## Written exercise
Copy each line of the records that holds the string "luctus".

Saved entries
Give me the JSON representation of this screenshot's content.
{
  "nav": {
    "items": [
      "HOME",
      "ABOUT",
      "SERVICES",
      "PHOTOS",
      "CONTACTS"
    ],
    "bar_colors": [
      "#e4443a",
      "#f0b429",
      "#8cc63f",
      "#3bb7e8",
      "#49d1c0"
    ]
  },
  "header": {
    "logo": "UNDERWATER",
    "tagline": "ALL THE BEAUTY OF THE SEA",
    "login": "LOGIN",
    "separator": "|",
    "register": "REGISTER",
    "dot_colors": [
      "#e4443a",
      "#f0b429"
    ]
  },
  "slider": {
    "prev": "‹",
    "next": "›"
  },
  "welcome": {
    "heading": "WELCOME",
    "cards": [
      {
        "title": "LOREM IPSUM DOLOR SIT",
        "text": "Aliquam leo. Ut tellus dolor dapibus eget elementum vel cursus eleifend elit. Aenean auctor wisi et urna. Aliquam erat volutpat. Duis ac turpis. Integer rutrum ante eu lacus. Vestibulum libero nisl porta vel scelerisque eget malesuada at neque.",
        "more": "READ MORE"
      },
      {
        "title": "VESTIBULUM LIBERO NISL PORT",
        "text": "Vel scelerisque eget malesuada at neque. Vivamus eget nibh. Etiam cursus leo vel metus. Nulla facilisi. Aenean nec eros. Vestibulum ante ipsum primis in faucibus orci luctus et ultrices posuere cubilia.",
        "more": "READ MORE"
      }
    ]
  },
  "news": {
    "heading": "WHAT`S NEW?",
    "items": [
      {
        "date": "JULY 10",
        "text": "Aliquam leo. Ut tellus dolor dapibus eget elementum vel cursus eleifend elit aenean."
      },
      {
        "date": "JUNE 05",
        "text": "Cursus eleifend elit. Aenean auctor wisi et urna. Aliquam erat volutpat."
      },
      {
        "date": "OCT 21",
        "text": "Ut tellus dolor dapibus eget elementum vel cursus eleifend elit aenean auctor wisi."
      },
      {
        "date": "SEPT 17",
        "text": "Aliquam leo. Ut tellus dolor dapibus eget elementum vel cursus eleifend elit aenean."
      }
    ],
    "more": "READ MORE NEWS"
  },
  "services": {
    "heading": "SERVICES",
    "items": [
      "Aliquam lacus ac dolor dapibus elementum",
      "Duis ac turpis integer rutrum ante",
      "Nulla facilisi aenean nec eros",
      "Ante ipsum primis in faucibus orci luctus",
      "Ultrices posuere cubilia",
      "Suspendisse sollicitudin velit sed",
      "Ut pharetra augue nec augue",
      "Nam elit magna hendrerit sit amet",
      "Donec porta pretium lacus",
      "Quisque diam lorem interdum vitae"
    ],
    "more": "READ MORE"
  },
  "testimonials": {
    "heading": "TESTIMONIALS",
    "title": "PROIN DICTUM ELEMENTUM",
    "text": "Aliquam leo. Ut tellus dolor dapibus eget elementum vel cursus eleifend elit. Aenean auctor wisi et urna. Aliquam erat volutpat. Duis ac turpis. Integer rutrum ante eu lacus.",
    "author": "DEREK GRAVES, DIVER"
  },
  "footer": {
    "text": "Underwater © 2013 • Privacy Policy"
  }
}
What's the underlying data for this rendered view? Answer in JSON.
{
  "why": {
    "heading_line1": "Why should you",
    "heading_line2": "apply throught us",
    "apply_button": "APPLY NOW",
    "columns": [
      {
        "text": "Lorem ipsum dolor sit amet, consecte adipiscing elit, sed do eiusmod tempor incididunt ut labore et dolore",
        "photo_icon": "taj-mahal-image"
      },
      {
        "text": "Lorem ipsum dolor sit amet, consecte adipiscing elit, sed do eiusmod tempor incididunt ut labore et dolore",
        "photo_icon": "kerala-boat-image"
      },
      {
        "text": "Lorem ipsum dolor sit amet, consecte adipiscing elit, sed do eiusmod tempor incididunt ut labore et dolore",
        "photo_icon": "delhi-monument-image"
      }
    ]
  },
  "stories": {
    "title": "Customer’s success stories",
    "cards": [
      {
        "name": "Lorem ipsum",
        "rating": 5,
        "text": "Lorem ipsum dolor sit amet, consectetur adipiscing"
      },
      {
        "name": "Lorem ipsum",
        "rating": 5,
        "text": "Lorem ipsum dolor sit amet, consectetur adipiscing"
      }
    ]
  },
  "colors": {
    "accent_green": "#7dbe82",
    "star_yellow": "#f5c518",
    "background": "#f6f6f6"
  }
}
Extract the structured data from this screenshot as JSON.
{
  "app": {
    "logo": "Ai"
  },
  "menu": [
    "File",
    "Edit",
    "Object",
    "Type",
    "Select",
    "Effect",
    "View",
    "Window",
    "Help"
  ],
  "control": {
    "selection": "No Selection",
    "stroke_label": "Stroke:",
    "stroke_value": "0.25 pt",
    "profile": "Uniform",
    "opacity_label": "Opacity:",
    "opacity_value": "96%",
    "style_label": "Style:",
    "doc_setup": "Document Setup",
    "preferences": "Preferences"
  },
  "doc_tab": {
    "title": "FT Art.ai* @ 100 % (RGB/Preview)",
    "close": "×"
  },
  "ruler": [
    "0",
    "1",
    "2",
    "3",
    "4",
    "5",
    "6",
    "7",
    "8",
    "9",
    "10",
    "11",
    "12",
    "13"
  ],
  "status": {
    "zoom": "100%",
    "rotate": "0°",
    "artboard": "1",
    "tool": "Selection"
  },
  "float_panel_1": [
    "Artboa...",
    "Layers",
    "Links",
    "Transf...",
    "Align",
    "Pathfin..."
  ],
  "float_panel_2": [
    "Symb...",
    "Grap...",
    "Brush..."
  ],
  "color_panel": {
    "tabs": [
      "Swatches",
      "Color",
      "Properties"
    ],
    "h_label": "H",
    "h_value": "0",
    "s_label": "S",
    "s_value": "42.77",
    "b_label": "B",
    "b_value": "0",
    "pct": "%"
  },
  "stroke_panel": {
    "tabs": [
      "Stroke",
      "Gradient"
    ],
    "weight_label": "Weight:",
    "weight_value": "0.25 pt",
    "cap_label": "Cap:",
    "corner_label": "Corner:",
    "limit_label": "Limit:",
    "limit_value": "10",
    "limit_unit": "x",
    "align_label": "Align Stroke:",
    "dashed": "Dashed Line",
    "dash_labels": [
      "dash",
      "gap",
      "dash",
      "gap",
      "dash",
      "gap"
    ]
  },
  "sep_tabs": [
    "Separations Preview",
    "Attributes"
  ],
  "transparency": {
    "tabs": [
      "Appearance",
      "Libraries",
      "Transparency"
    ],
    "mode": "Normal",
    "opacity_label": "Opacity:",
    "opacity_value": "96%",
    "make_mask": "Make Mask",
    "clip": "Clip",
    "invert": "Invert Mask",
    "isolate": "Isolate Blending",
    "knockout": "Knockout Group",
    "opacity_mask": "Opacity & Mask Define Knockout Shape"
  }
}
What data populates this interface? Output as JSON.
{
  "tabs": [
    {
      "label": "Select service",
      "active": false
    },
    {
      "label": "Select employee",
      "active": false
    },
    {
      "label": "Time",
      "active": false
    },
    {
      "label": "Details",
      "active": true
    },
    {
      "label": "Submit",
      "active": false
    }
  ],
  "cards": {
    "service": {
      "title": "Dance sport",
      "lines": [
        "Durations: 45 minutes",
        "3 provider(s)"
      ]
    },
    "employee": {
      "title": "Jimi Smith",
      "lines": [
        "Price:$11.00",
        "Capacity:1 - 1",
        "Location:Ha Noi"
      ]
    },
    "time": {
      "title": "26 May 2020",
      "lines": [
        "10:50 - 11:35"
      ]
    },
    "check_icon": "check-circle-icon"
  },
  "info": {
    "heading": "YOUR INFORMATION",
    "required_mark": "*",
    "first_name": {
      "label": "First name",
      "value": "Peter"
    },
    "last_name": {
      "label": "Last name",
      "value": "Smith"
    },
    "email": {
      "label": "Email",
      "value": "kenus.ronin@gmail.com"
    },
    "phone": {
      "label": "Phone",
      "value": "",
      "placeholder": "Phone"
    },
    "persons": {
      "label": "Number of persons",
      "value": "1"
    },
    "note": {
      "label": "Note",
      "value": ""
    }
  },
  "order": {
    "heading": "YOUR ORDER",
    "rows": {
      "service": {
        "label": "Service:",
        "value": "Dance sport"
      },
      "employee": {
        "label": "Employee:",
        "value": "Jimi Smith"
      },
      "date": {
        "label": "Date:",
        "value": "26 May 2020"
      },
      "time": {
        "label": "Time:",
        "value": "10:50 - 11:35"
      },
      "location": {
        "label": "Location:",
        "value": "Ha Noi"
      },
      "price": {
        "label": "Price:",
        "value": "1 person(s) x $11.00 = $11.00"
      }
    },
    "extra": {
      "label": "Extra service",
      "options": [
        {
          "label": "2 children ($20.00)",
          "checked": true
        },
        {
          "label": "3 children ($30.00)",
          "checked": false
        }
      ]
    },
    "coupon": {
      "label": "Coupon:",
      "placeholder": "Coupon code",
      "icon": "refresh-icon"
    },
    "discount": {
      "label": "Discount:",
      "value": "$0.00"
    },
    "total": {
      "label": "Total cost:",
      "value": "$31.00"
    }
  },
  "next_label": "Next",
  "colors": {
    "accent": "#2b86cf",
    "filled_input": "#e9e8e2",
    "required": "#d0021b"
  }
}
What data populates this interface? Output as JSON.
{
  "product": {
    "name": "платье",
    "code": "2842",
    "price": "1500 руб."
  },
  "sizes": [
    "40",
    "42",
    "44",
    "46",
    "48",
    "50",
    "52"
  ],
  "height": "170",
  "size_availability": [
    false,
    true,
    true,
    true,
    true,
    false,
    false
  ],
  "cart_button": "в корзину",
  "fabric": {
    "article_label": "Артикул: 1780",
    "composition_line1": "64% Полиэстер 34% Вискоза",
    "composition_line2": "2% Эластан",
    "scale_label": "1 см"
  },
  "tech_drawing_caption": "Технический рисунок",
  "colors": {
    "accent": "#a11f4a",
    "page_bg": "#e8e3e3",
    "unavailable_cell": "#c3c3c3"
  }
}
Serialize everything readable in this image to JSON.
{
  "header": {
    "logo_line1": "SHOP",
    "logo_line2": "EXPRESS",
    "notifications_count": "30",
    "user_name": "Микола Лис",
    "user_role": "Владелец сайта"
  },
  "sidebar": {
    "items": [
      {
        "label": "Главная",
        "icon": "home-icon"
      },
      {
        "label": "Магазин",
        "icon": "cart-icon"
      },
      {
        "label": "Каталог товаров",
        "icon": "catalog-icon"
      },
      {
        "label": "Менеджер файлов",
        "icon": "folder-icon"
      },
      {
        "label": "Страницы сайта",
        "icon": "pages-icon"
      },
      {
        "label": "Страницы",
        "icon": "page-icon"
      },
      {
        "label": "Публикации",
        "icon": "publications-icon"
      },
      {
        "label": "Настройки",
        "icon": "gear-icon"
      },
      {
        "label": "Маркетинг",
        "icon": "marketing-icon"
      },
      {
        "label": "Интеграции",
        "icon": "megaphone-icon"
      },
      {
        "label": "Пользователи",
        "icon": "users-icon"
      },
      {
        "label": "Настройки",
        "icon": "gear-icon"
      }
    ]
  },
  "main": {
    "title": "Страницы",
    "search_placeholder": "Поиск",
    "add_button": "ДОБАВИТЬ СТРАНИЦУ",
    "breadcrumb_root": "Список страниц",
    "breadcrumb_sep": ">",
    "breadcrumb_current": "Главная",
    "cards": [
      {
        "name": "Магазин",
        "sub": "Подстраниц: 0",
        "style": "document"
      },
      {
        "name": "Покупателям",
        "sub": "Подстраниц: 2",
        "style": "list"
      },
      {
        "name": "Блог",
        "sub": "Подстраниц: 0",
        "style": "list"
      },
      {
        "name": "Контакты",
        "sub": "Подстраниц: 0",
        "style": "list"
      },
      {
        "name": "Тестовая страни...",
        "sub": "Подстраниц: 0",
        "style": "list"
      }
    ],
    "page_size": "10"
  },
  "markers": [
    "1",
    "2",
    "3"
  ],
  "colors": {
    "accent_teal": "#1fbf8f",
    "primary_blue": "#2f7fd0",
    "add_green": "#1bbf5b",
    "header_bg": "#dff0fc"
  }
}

## Result below
        "text": "Vel scelerisque eget malesuada at neque. Vivamus eget nibh. Etiam cursus leo vel metus. Nulla facilisi. Aenean nec eros. Vestibulum ante ipsum primis in faucibus orci luctus et ultrices posuere cubilia.",
      "Ante ipsum primis in faucibus orci luctus",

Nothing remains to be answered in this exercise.